WRITTEN INSTRUCTION:
Filter the entries below, keeping every line that has the word "között".

** start INPUT **

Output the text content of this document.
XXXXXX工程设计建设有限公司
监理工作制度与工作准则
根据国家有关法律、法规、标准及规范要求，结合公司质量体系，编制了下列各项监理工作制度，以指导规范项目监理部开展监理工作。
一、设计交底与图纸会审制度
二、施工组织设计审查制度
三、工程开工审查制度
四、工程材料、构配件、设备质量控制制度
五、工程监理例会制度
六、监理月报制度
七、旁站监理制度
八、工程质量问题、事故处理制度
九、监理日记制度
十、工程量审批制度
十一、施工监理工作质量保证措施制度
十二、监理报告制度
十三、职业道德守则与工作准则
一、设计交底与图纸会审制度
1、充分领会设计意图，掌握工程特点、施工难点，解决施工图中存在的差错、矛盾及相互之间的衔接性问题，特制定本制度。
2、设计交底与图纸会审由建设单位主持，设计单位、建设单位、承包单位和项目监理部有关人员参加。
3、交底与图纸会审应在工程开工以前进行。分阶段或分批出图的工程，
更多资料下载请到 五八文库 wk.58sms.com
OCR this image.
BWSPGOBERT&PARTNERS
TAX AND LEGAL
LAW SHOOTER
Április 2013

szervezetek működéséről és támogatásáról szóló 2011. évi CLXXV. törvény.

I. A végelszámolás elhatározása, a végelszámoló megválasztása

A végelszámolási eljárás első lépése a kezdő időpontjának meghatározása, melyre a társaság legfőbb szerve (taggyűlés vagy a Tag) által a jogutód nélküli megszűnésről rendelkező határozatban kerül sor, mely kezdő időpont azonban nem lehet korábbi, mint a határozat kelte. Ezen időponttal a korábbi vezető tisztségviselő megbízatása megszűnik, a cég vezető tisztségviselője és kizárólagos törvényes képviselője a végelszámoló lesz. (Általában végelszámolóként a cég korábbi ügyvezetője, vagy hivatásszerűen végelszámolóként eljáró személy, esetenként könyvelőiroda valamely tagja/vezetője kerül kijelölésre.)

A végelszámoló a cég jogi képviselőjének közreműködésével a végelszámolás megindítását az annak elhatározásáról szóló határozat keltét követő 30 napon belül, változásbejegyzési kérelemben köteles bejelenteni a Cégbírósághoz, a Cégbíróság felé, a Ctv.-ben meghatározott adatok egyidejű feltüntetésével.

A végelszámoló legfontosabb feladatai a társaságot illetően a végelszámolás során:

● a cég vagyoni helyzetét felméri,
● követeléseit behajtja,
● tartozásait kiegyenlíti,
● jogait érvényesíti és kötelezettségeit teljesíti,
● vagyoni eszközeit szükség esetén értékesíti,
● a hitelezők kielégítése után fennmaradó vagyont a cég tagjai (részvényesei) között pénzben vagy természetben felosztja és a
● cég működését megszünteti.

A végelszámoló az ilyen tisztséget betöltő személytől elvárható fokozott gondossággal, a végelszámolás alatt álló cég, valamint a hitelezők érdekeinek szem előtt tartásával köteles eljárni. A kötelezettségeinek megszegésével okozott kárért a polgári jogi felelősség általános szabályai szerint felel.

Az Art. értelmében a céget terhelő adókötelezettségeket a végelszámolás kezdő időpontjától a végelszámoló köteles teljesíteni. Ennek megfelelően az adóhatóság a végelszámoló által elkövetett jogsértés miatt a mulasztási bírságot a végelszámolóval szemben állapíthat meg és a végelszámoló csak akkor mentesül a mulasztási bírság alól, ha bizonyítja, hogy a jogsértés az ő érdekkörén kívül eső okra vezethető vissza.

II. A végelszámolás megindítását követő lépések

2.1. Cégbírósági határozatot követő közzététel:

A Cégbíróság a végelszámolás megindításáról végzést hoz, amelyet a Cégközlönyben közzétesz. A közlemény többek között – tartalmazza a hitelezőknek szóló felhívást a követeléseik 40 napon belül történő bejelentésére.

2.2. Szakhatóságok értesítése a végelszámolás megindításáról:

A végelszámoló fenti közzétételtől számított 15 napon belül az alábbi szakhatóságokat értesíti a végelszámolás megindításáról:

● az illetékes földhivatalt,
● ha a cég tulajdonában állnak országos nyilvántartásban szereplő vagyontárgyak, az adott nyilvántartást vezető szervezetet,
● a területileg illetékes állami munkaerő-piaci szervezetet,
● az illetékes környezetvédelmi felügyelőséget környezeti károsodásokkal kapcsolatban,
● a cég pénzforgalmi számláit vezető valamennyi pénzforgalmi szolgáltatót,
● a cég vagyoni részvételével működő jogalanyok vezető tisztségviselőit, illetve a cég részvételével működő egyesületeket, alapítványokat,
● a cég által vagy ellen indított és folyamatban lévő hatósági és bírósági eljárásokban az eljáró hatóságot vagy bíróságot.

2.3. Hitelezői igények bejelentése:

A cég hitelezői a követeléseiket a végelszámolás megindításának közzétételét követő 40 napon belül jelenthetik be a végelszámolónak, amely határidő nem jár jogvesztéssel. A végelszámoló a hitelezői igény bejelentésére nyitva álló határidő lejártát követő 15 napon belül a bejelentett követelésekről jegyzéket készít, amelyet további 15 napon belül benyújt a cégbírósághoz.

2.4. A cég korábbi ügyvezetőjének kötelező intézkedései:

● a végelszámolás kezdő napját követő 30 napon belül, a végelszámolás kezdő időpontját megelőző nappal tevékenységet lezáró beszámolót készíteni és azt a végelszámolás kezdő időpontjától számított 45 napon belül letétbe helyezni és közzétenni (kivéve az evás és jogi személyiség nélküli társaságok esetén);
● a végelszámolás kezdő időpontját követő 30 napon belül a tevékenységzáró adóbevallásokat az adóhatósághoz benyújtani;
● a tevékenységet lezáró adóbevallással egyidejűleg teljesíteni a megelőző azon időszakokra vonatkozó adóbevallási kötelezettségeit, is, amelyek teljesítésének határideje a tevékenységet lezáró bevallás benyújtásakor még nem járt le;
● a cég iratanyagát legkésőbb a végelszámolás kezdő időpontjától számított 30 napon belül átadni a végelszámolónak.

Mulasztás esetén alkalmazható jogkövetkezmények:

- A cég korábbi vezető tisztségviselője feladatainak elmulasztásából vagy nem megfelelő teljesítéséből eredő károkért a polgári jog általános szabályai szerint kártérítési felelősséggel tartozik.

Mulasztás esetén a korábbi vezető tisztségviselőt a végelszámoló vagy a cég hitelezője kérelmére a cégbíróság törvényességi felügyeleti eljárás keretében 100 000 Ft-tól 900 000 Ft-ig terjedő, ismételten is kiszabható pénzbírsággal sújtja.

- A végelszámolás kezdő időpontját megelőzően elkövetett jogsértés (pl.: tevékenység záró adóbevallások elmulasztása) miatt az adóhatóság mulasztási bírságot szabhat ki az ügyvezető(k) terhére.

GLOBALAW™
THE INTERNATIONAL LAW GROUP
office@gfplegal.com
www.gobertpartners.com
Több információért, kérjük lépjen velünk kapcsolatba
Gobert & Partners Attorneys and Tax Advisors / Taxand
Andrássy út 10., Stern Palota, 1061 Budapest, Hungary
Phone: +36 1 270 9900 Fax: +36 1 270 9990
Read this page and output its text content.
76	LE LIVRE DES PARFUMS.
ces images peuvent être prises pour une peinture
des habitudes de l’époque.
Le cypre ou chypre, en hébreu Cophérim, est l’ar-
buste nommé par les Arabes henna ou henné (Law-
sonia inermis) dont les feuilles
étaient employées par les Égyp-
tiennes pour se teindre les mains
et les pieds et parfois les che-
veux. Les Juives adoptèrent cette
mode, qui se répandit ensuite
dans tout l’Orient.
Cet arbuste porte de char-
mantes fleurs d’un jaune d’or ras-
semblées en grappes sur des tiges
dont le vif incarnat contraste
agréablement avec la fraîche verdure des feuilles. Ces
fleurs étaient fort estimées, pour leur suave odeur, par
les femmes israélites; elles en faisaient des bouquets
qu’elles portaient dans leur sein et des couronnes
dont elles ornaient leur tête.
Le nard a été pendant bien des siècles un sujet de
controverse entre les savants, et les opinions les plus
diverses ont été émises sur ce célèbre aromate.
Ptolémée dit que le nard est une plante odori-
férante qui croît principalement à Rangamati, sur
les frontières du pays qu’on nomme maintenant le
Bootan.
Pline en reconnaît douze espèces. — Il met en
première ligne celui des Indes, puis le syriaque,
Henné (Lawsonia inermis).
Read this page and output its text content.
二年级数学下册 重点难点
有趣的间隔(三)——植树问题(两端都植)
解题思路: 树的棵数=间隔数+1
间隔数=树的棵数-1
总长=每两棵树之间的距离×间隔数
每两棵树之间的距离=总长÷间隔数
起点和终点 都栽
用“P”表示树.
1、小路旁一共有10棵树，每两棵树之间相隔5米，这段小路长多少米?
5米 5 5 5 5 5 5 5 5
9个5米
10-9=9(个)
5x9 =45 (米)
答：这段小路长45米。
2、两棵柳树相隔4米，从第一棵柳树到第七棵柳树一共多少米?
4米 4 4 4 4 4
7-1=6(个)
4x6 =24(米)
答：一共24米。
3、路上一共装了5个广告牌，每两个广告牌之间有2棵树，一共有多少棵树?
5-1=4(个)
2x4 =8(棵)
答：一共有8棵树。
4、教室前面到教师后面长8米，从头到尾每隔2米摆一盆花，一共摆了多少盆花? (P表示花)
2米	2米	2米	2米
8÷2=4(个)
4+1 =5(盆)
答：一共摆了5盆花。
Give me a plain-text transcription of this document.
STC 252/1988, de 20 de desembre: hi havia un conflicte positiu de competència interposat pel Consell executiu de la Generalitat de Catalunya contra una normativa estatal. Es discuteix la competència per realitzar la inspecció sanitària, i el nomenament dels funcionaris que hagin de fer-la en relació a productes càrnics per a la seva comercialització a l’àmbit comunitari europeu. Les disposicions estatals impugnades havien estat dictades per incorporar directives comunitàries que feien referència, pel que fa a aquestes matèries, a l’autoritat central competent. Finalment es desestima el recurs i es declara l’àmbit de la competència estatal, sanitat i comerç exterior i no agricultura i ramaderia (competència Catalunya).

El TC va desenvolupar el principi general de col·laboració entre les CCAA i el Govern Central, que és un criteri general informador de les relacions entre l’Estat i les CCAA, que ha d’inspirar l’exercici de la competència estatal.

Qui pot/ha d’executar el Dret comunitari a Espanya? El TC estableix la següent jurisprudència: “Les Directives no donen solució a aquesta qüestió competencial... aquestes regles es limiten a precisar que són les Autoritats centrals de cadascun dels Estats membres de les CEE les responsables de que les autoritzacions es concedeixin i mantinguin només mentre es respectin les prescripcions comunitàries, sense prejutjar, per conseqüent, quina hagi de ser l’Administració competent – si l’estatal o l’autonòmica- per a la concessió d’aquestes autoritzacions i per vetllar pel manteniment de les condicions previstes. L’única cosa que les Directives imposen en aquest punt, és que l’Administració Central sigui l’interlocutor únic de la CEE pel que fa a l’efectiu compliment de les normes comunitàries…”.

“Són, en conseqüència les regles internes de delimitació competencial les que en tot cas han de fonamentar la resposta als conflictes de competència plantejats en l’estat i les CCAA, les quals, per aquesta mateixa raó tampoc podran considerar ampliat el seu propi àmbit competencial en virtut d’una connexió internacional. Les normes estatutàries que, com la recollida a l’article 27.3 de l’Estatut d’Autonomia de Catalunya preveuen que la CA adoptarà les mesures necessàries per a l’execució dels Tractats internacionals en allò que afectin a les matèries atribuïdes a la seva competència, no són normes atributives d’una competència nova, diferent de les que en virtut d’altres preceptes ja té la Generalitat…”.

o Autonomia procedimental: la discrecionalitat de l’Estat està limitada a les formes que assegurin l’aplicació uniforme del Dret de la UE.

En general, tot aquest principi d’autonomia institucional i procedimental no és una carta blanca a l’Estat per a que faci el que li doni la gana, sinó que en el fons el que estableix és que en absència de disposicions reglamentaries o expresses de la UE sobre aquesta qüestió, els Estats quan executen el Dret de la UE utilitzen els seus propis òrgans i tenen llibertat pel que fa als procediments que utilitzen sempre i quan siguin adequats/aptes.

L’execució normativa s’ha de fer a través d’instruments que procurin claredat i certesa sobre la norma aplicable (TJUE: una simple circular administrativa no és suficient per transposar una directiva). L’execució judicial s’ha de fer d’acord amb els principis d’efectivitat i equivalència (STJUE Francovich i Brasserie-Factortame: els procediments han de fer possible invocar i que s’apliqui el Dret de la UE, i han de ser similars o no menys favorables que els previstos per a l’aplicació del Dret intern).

** end INPUT **

RESULT OF THIS EXERCISE:
● a hitelezők kielégítése után fennmaradó vagyont a cég tagjai (részvényesei) között pénzben vagy természetben felosztja és a
A Cégbíróság a végelszámolás megindításáról végzést hoz, amelyet a Cégközlönyben közzétesz. A közlemény többek között – tartalmazza a hitelezőknek szóló felhívást a követeléseik 40 napon belül történő bejelentésére.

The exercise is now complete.